* **Task brief**
Wherever a line holds the word "search", copy that line out.

* **Dataset records**
------

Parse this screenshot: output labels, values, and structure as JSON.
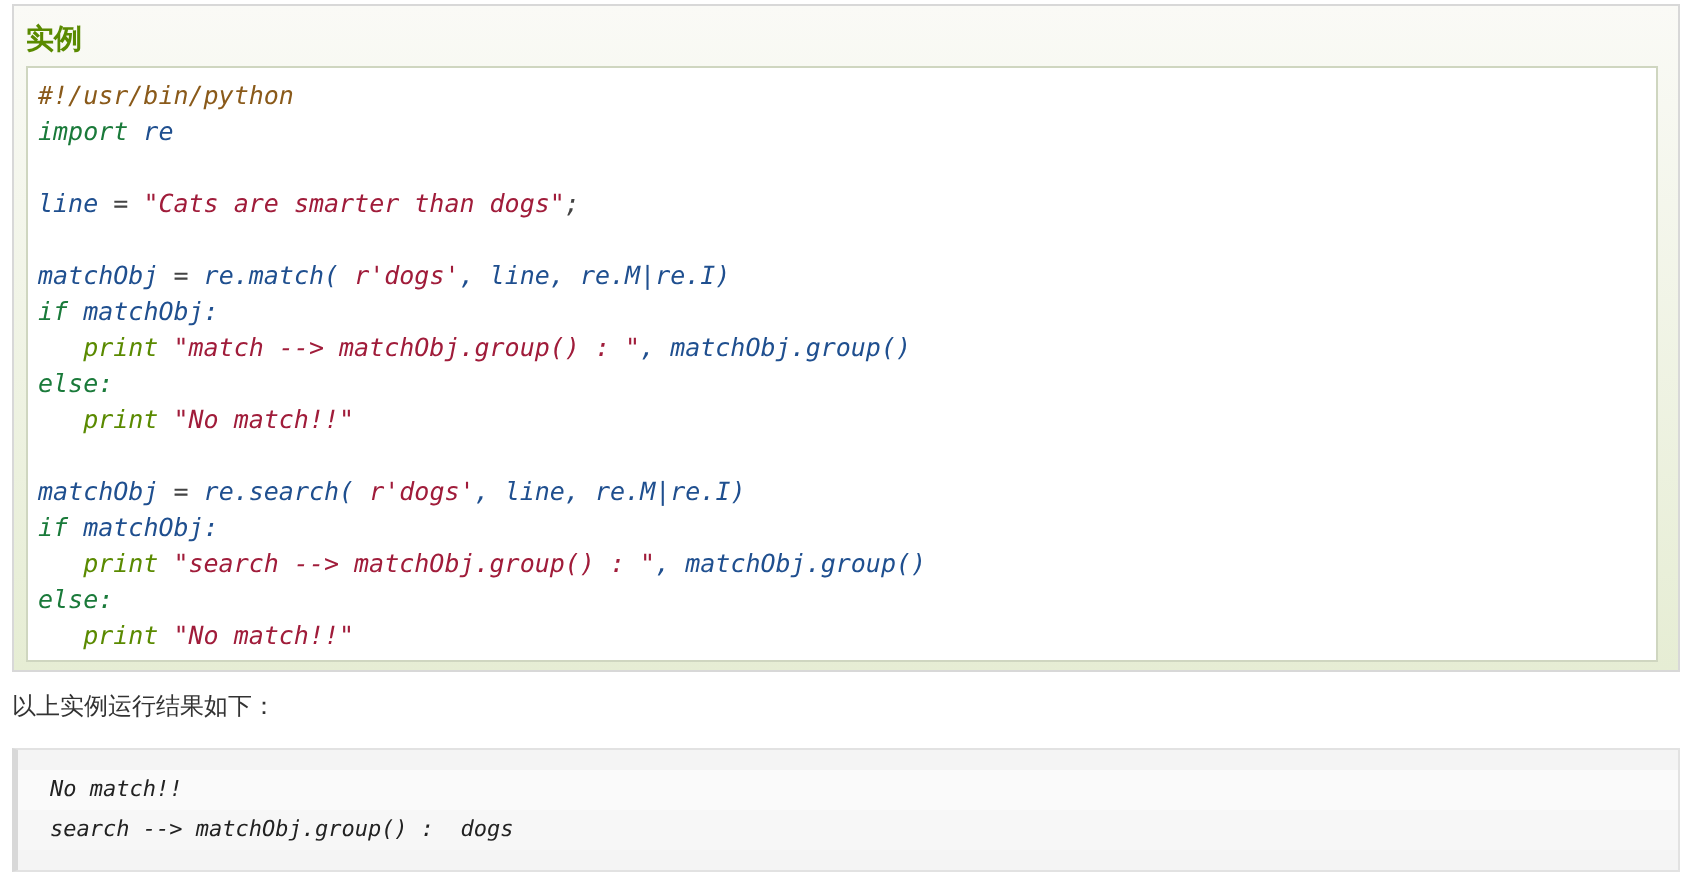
{
  "example": {
    "title": "实例",
    "code_lines": [
      {
        "kind": "code",
        "indented": false,
        "tokens": [
          {
            "kind": "comment",
            "text": "#!/usr/bin/python"
          }
        ]
      },
      {
        "kind": "code",
        "indented": false,
        "tokens": [
          {
            "kind": "keyword",
            "text": "import"
          },
          {
            "kind": "name",
            "text": " re"
          }
        ]
      },
      {
        "kind": "blank"
      },
      {
        "kind": "code",
        "indented": false,
        "tokens": [
          {
            "kind": "name",
            "text": "line"
          },
          {
            "kind": "punct",
            "text": " = "
          },
          {
            "kind": "string",
            "text": "\"Cats are smarter than dogs\""
          },
          {
            "kind": "punct",
            "text": ";"
          }
        ]
      },
      {
        "kind": "blank"
      },
      {
        "kind": "code",
        "indented": false,
        "tokens": [
          {
            "kind": "name",
            "text": "matchObj"
          },
          {
            "kind": "punct",
            "text": " = "
          },
          {
            "kind": "name",
            "text": "re.match( "
          },
          {
            "kind": "string",
            "text": "r'dogs'"
          },
          {
            "kind": "name",
            "text": ", line, re.M|re.I)"
          }
        ]
      },
      {
        "kind": "code",
        "indented": false,
        "tokens": [
          {
            "kind": "keyword",
            "text": "if"
          },
          {
            "kind": "name",
            "text": " matchObj:"
          }
        ]
      },
      {
        "kind": "code",
        "indented": true,
        "tokens": [
          {
            "kind": "builtin",
            "text": "print"
          },
          {
            "kind": "string",
            "text": " \"match --> matchObj.group() : \""
          },
          {
            "kind": "name",
            "text": ", matchObj.group()"
          }
        ]
      },
      {
        "kind": "code",
        "indented": false,
        "tokens": [
          {
            "kind": "keyword",
            "text": "else:"
          }
        ]
      },
      {
        "kind": "code",
        "indented": true,
        "tokens": [
          {
            "kind": "builtin",
            "text": "print"
          },
          {
            "kind": "string",
            "text": " \"No match!!\""
          }
        ]
      },
      {
        "kind": "blank"
      },
      {
        "kind": "code",
        "indented": false,
        "tokens": [
          {
            "kind": "name",
            "text": "matchObj"
          },
          {
            "kind": "punct",
            "text": " = "
          },
          {
            "kind": "name",
            "text": "re.search( "
          },
          {
            "kind": "string",
            "text": "r'dogs'"
          },
          {
            "kind": "name",
            "text": ", line, re.M|re.I)"
          }
        ]
      },
      {
        "kind": "code",
        "indented": false,
        "tokens": [
          {
            "kind": "keyword",
            "text": "if"
          },
          {
            "kind": "name",
            "text": " matchObj:"
          }
        ]
      },
      {
        "kind": "code",
        "indented": true,
        "tokens": [
          {
            "kind": "builtin",
            "text": "print"
          },
          {
            "kind": "string",
            "text": " \"search --> matchObj.group() : \""
          },
          {
            "kind": "name",
            "text": ", matchObj.group()"
          }
        ]
      },
      {
        "kind": "code",
        "indented": false,
        "tokens": [
          {
            "kind": "keyword",
            "text": "else:"
          }
        ]
      },
      {
        "kind": "code",
        "indented": true,
        "tokens": [
          {
            "kind": "builtin",
            "text": "print"
          },
          {
            "kind": "string",
            "text": " \"No match!!\""
          }
        ]
      }
    ]
  },
  "result_intro": "以上实例运行结果如下：",
  "output_lines": [
    "No match!!",
    "search --> matchObj.group() :  dogs"
  ]
}
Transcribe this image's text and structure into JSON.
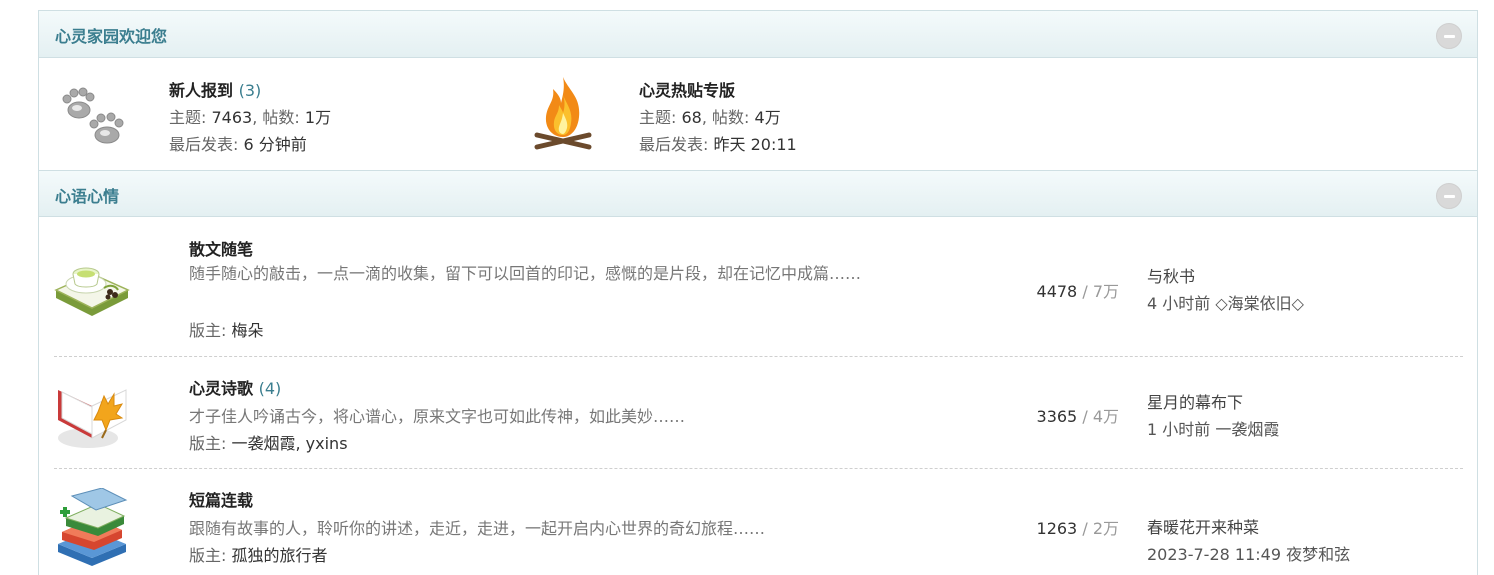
{
  "categories": [
    {
      "title": "心灵家园欢迎您",
      "forums": [
        {
          "name": "新人报到",
          "today": "(3)",
          "topics_label": "主题:",
          "topics": "7463",
          "posts_label": "帖数:",
          "posts": "1万",
          "last_label": "最后发表:",
          "last": "6 分钟前",
          "icon": "paw-prints-icon"
        },
        {
          "name": "心灵热贴专版",
          "topics_label": "主题:",
          "topics": "68",
          "posts_label": "帖数:",
          "posts": "4万",
          "last_label": "最后发表:",
          "last": "昨天 20:11",
          "icon": "campfire-icon"
        }
      ]
    },
    {
      "title": "心语心情",
      "forums": [
        {
          "name": "散文随笔",
          "desc": "随手随心的敲击，一点一滴的收集，留下可以回首的印记，感慨的是片段，却在记忆中成篇……",
          "mod_label": "版主:",
          "mods": "梅朵",
          "threads": "4478",
          "posts": "7万",
          "last_title": "与秋书",
          "last_time": "4 小时前",
          "last_user": "◇海棠依旧◇",
          "icon": "tea-book-icon"
        },
        {
          "name": "心灵诗歌",
          "today": "(4)",
          "desc": "才子佳人吟诵古今，将心谱心，原来文字也可如此传神，如此美妙……",
          "mod_label": "版主:",
          "mods": "一袭烟霞, yxins",
          "threads": "3365",
          "posts": "4万",
          "last_title": "星月的幕布下",
          "last_time": "1 小时前",
          "last_user": "一袭烟霞",
          "icon": "leaf-book-icon"
        },
        {
          "name": "短篇连载",
          "desc": "跟随有故事的人，聆听你的讲述，走近，走进，一起开启内心世界的奇幻旅程……",
          "mod_label": "版主:",
          "mods": "孤独的旅行者",
          "threads": "1263",
          "posts": "2万",
          "last_title": "春暖花开来种菜",
          "last_time": "2023-7-28 11:49",
          "last_user": "夜梦和弦",
          "icon": "book-stack-icon"
        }
      ]
    }
  ],
  "stat_separator": "/"
}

------

* **Problem solution**
            "text": "re.search( "
            "text": " \"search --> matchObj.group() : \""
    "search --> matchObj.group() :  dogs"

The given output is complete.